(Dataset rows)
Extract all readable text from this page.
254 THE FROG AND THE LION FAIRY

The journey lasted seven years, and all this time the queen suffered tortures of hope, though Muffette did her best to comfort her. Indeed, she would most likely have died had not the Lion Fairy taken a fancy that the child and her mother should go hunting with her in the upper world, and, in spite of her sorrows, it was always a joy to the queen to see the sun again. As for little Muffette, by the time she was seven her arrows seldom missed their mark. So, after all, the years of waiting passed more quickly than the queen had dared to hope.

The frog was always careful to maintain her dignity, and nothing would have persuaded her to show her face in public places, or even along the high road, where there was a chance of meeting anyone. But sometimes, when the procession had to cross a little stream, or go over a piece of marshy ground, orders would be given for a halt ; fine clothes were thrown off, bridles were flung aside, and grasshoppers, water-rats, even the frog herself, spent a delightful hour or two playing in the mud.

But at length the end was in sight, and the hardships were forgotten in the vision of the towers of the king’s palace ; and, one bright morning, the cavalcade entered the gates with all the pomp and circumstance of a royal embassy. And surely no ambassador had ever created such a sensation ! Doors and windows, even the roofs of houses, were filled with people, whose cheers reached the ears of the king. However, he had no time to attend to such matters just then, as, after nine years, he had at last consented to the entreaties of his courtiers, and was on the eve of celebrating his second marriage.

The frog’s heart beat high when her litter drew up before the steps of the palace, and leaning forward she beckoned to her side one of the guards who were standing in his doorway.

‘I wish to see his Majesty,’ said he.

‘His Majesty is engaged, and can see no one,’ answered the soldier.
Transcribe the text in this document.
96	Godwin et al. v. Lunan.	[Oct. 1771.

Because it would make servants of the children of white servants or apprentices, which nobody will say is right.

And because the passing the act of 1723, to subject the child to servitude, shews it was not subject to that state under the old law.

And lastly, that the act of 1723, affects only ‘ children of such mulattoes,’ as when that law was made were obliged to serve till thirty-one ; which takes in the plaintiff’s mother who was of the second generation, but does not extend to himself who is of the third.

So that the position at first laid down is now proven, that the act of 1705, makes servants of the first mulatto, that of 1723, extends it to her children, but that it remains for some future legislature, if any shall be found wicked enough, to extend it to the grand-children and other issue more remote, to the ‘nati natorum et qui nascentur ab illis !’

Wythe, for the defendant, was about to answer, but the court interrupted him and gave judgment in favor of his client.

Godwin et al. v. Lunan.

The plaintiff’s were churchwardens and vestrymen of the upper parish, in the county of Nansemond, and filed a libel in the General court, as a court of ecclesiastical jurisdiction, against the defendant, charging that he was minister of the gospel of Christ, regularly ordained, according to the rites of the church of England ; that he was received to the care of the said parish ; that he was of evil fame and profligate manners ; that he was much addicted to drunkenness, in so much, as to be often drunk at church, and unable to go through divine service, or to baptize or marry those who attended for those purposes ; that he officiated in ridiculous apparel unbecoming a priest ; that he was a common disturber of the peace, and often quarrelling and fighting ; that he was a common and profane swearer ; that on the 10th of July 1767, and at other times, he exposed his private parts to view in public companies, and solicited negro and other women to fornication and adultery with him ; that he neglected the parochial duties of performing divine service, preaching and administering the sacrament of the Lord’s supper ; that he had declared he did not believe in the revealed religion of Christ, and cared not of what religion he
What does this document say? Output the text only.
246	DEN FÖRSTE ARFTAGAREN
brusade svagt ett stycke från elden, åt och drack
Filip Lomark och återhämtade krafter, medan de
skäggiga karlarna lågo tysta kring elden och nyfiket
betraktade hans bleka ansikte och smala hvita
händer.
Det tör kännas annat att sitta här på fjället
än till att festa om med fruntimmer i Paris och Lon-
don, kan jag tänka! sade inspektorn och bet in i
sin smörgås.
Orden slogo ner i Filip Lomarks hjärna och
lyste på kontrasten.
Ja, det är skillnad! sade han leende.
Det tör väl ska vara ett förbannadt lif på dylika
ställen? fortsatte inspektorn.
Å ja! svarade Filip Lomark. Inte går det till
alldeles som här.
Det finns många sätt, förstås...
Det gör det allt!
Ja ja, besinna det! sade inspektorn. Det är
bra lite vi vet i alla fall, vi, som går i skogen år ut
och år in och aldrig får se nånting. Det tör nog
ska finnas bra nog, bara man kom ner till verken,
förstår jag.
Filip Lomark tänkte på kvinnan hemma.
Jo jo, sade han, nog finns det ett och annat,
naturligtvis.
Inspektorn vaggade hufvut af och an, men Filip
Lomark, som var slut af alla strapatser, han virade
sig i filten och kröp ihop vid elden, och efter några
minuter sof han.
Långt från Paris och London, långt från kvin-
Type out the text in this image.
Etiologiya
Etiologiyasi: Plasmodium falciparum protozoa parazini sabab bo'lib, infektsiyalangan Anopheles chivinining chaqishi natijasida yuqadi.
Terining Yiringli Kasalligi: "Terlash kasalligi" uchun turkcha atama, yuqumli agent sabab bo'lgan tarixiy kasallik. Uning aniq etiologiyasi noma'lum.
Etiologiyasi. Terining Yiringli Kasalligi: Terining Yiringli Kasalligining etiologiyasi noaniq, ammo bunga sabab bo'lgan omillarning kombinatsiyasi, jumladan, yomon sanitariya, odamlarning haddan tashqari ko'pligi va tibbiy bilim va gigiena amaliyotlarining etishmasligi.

--- WHAT TO PRODUCE ---
What is the number of lines in the listing that contain the string "finns"? Reply with that number alone.

--- RESULT BELOW ---
2